* **PROBLEM**
Give only the number of lines below that contain the word "JSON".

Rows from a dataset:
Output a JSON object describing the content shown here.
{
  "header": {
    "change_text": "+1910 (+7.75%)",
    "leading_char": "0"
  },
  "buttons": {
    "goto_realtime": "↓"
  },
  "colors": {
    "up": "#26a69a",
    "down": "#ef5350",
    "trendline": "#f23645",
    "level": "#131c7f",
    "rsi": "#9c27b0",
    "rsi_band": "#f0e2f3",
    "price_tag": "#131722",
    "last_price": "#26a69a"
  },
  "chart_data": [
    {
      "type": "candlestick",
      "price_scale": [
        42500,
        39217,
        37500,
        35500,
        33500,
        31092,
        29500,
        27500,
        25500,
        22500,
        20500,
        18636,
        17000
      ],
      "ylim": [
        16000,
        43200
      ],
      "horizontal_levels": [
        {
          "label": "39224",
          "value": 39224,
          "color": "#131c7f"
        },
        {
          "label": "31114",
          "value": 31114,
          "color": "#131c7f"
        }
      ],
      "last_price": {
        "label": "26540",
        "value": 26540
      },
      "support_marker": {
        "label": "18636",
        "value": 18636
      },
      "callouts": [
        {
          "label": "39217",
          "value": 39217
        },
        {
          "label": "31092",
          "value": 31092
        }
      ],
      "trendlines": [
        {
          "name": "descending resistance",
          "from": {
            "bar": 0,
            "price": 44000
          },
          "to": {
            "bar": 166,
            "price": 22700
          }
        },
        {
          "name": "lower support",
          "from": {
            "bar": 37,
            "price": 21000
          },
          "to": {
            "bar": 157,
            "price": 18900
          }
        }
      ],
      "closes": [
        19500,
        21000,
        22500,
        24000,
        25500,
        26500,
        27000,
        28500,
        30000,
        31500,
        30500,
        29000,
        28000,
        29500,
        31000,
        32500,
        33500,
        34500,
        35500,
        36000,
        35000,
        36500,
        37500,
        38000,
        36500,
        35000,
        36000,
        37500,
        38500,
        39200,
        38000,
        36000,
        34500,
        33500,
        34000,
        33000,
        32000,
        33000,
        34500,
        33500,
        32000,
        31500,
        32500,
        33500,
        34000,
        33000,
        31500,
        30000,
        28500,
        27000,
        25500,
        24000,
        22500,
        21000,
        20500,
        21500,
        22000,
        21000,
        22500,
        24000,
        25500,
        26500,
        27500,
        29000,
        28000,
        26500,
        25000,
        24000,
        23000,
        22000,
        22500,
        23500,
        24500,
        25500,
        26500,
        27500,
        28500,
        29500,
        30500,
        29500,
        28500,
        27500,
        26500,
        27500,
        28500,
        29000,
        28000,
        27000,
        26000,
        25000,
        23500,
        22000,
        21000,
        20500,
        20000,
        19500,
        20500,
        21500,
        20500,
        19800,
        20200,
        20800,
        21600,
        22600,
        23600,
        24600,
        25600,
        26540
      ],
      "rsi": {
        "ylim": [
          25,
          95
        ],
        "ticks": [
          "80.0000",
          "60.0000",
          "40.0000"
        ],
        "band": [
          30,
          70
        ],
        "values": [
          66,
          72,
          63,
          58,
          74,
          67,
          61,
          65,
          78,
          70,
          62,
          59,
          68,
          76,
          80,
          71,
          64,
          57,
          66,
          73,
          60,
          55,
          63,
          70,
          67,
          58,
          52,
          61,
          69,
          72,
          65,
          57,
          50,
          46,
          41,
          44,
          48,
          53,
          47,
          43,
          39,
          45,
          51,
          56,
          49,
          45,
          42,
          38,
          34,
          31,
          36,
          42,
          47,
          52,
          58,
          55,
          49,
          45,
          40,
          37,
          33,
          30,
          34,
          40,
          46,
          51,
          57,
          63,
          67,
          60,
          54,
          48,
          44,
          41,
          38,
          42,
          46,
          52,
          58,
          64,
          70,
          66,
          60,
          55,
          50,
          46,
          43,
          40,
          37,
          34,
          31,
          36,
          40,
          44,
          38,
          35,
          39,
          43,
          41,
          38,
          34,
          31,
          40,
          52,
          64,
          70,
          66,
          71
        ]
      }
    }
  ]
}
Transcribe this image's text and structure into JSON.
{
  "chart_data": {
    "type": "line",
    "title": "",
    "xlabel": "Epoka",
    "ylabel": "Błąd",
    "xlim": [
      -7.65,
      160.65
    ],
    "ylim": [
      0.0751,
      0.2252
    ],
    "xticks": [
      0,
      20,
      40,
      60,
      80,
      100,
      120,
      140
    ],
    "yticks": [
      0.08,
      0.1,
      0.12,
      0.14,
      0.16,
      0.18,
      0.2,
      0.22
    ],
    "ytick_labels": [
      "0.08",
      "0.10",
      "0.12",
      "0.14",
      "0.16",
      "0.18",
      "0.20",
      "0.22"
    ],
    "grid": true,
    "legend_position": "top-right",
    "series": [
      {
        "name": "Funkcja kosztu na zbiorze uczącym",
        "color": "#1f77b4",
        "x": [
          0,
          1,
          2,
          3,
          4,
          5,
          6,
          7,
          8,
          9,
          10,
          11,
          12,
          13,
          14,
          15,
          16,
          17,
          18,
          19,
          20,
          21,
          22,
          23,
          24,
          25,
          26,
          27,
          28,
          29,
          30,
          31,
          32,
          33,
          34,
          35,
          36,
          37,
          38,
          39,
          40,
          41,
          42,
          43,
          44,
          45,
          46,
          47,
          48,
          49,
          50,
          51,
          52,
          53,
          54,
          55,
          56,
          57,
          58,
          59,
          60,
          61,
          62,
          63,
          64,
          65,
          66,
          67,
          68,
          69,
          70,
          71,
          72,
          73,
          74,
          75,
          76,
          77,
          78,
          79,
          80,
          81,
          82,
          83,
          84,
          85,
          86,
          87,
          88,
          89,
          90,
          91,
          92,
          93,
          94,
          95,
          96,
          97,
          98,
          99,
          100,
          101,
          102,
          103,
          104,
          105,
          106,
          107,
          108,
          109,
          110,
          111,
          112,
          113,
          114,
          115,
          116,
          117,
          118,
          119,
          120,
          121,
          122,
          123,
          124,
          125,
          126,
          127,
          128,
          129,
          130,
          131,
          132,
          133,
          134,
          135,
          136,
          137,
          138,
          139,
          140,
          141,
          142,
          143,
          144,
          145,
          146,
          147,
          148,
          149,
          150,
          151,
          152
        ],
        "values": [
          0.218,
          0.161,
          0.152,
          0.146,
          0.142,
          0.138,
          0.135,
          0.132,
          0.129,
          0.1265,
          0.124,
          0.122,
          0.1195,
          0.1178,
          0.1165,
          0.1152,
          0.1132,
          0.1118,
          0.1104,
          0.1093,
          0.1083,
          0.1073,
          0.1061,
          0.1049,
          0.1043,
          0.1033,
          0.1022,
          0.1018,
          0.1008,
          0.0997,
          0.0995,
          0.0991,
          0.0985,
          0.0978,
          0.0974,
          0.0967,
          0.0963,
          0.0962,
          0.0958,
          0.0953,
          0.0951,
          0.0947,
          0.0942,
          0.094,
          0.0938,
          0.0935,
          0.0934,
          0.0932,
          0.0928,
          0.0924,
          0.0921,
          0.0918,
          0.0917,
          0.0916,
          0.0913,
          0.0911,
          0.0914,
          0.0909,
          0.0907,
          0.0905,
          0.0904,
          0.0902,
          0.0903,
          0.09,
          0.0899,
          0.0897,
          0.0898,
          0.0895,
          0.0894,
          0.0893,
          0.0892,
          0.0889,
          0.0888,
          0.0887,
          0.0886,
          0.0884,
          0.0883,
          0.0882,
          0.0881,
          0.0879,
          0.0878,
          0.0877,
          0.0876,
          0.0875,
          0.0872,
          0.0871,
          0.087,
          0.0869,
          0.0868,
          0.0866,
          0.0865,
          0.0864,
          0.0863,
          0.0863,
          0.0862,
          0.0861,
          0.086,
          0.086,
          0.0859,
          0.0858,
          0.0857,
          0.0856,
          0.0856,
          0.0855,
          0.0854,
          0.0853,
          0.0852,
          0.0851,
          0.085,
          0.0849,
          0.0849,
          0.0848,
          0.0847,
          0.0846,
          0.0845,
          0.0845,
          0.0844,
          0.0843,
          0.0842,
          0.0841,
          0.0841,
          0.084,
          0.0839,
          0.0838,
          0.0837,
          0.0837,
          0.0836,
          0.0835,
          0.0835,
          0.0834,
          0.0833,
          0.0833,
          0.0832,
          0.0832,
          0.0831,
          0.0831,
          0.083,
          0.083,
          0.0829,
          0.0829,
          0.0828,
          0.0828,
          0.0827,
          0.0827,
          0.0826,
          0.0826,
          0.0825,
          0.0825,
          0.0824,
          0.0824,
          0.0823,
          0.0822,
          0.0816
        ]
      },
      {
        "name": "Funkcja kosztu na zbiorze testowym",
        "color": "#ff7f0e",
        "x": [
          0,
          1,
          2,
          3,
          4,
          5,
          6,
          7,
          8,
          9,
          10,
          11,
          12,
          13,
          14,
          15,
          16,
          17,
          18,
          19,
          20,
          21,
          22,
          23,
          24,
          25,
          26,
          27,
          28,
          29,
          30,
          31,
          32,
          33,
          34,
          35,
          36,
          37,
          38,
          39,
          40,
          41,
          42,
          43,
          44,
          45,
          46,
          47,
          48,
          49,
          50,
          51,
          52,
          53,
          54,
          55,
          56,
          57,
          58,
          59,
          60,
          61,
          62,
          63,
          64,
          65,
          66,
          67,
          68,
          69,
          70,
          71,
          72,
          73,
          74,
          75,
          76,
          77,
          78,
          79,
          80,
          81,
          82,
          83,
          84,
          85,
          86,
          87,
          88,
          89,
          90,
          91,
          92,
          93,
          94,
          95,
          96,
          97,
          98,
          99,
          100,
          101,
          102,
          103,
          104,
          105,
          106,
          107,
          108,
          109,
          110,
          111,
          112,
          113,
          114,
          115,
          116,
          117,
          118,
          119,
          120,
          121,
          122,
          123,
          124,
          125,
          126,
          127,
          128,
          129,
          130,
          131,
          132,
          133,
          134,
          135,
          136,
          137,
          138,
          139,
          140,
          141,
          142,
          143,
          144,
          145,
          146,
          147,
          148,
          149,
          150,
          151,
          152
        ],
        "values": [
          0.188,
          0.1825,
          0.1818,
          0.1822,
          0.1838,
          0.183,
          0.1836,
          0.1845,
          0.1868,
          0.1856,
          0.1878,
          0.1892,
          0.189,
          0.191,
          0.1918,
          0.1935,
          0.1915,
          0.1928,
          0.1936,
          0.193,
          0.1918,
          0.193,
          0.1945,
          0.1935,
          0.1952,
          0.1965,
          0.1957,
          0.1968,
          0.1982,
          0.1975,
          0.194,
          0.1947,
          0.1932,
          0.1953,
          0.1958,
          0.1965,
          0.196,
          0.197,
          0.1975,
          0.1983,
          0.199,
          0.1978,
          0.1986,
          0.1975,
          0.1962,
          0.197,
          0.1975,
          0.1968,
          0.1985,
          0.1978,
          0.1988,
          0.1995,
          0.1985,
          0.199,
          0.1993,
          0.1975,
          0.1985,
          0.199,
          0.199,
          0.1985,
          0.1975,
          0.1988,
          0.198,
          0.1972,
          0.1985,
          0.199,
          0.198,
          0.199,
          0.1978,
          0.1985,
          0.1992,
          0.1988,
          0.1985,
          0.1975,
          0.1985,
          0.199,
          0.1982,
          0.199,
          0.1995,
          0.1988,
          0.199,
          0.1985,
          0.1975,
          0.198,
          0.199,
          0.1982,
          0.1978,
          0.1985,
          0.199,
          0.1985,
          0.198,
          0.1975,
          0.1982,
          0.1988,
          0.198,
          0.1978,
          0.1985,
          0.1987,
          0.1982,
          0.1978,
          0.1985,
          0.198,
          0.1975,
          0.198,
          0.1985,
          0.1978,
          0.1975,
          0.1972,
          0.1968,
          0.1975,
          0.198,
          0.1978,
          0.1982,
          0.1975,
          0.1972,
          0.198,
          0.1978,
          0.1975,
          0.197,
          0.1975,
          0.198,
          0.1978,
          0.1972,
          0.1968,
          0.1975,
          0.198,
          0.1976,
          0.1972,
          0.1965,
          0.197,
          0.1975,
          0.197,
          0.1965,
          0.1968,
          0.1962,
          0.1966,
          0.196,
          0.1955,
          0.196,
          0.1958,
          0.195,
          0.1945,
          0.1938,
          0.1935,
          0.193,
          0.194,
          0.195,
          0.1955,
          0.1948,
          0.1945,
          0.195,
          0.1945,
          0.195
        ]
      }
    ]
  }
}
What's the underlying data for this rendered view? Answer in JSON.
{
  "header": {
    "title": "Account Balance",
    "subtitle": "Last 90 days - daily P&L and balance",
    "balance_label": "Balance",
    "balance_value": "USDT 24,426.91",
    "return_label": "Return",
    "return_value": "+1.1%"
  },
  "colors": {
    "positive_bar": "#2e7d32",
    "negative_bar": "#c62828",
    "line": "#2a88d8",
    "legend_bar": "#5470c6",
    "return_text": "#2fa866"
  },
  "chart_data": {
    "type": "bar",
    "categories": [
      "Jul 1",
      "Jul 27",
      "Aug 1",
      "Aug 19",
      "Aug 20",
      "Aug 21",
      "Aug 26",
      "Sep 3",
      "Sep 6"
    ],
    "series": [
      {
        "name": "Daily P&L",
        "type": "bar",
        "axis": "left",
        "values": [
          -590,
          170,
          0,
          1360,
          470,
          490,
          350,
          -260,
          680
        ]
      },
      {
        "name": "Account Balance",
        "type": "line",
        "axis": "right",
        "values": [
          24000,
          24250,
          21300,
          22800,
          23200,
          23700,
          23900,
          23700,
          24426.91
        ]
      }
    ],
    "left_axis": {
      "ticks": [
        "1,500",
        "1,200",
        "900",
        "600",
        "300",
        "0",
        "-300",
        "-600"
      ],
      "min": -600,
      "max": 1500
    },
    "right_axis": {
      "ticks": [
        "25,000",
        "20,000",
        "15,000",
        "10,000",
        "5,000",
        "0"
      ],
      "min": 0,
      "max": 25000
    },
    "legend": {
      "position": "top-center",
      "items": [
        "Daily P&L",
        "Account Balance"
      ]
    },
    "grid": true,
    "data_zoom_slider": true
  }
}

* **RESULT FOR THIS TASK**
3